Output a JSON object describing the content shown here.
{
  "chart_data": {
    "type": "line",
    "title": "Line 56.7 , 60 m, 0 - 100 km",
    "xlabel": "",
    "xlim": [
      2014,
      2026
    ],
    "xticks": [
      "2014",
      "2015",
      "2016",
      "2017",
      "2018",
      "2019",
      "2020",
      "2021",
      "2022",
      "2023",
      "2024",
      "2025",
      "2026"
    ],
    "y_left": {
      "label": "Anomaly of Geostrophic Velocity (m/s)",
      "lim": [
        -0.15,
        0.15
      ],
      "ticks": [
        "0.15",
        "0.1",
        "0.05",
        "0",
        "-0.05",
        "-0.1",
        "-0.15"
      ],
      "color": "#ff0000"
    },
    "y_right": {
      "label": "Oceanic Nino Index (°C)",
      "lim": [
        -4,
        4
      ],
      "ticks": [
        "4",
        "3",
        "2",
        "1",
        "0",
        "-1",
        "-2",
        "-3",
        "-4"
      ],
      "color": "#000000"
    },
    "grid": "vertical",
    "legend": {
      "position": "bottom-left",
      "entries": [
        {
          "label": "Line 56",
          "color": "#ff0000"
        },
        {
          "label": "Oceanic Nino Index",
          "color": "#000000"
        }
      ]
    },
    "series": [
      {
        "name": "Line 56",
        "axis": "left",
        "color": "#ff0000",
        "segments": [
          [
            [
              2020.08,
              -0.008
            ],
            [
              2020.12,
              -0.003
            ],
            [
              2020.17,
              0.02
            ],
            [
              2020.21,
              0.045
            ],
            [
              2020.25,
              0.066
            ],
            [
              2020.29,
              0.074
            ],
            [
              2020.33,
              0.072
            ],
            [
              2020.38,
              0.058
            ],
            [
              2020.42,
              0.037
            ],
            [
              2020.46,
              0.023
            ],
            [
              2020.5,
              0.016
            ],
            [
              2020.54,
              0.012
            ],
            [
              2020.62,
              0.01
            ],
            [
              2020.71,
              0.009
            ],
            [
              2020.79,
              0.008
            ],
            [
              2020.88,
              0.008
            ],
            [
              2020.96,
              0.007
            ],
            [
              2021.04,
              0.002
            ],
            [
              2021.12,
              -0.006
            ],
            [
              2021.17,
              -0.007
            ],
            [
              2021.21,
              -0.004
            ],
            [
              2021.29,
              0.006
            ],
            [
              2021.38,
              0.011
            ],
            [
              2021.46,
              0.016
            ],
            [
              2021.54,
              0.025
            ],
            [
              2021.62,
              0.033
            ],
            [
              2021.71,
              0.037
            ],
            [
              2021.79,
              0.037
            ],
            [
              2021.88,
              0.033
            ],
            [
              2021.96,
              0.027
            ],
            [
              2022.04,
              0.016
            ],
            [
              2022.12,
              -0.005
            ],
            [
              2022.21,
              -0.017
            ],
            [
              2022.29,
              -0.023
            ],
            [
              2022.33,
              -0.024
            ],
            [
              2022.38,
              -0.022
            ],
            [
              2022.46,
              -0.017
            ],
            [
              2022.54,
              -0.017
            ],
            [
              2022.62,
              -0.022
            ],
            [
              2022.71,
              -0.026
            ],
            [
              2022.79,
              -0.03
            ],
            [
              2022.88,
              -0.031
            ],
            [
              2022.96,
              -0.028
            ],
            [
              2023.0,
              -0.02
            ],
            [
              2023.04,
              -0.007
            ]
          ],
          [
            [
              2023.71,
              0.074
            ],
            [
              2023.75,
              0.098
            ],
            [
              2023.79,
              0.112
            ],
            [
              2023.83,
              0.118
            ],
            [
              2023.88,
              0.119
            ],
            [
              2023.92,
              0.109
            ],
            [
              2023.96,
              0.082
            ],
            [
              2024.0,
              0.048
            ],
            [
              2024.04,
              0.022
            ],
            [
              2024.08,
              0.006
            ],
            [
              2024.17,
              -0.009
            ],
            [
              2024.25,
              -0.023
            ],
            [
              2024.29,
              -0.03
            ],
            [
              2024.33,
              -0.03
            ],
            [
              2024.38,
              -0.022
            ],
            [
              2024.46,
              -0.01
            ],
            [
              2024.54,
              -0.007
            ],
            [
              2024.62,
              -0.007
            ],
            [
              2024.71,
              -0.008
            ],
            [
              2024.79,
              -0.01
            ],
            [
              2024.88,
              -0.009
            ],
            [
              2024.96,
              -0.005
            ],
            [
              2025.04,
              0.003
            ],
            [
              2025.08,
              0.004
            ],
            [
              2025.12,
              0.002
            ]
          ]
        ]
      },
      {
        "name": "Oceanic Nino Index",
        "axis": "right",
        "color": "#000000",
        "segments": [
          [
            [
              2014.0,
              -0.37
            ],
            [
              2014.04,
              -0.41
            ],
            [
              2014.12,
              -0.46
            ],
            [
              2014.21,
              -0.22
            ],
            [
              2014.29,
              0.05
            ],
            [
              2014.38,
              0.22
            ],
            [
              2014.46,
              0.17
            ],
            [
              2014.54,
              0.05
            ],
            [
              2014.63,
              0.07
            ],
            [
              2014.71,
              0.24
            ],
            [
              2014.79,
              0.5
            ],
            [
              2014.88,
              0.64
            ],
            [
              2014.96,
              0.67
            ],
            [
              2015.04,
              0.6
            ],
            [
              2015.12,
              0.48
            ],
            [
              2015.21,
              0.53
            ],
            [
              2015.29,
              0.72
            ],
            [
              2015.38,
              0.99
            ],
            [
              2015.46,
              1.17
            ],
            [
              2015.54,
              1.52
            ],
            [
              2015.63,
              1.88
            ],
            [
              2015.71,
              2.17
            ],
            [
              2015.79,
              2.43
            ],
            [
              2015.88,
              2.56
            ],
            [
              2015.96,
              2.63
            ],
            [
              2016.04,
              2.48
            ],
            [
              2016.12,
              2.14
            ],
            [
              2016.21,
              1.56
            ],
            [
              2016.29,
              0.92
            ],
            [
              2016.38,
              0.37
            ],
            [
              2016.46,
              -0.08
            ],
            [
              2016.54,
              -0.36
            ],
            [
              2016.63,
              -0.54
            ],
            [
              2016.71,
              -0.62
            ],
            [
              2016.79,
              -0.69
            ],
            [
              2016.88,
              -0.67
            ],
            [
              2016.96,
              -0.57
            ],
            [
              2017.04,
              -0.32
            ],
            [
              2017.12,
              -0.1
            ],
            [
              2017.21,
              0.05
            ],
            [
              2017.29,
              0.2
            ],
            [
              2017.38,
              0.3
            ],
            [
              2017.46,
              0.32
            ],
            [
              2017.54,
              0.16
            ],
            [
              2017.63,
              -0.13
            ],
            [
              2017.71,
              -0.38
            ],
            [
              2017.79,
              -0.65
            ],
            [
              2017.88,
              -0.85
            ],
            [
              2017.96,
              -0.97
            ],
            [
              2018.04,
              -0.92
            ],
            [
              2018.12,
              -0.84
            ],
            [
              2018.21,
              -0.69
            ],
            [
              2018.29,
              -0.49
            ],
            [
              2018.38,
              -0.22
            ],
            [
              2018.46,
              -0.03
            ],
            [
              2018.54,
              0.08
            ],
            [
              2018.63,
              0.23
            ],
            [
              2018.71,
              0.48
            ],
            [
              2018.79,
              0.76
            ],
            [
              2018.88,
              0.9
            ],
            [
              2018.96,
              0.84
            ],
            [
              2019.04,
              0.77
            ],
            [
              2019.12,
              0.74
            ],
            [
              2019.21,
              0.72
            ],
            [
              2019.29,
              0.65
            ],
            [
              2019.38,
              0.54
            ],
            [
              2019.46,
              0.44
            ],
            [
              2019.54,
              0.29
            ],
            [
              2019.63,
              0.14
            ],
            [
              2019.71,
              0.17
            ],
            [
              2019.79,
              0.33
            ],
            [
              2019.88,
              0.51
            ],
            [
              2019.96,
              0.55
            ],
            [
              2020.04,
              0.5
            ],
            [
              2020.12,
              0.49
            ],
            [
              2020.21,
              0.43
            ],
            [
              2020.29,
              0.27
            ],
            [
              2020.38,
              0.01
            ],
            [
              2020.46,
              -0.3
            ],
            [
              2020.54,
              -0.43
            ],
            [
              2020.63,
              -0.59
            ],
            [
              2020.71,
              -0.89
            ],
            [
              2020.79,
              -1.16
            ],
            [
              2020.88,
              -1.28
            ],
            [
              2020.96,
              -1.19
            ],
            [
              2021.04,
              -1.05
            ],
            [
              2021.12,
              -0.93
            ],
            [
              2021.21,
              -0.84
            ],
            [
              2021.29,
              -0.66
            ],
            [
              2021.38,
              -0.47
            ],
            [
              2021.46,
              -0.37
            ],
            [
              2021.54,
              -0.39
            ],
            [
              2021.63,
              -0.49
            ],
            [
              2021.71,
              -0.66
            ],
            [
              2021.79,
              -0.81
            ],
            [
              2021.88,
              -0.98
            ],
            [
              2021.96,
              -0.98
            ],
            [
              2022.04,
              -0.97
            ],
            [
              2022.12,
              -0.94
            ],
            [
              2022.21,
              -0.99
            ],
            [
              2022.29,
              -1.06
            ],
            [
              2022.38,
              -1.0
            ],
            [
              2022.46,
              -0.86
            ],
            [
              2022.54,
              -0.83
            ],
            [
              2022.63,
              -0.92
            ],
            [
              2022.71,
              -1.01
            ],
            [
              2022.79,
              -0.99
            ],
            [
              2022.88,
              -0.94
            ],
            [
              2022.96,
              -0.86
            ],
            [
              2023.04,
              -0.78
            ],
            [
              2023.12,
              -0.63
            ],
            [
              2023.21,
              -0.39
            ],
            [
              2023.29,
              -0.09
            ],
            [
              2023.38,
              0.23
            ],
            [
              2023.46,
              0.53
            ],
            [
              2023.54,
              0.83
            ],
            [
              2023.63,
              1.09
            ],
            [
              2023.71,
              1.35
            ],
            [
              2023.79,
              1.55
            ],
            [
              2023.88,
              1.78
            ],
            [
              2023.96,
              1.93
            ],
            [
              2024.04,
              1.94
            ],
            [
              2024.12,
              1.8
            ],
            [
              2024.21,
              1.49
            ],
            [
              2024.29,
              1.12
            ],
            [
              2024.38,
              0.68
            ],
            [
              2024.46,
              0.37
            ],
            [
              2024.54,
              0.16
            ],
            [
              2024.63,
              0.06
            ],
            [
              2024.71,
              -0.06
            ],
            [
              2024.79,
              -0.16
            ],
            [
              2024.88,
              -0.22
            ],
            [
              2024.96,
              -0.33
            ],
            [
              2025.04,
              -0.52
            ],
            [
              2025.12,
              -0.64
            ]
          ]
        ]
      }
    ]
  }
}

····················

● Work to be completed
Pick each line holding the word "Nino" out of the listing.

● Solution to this task
      "label": "Oceanic Nino Index (°C)",
          "label": "Oceanic Nino Index",
        "name": "Oceanic Nino Index",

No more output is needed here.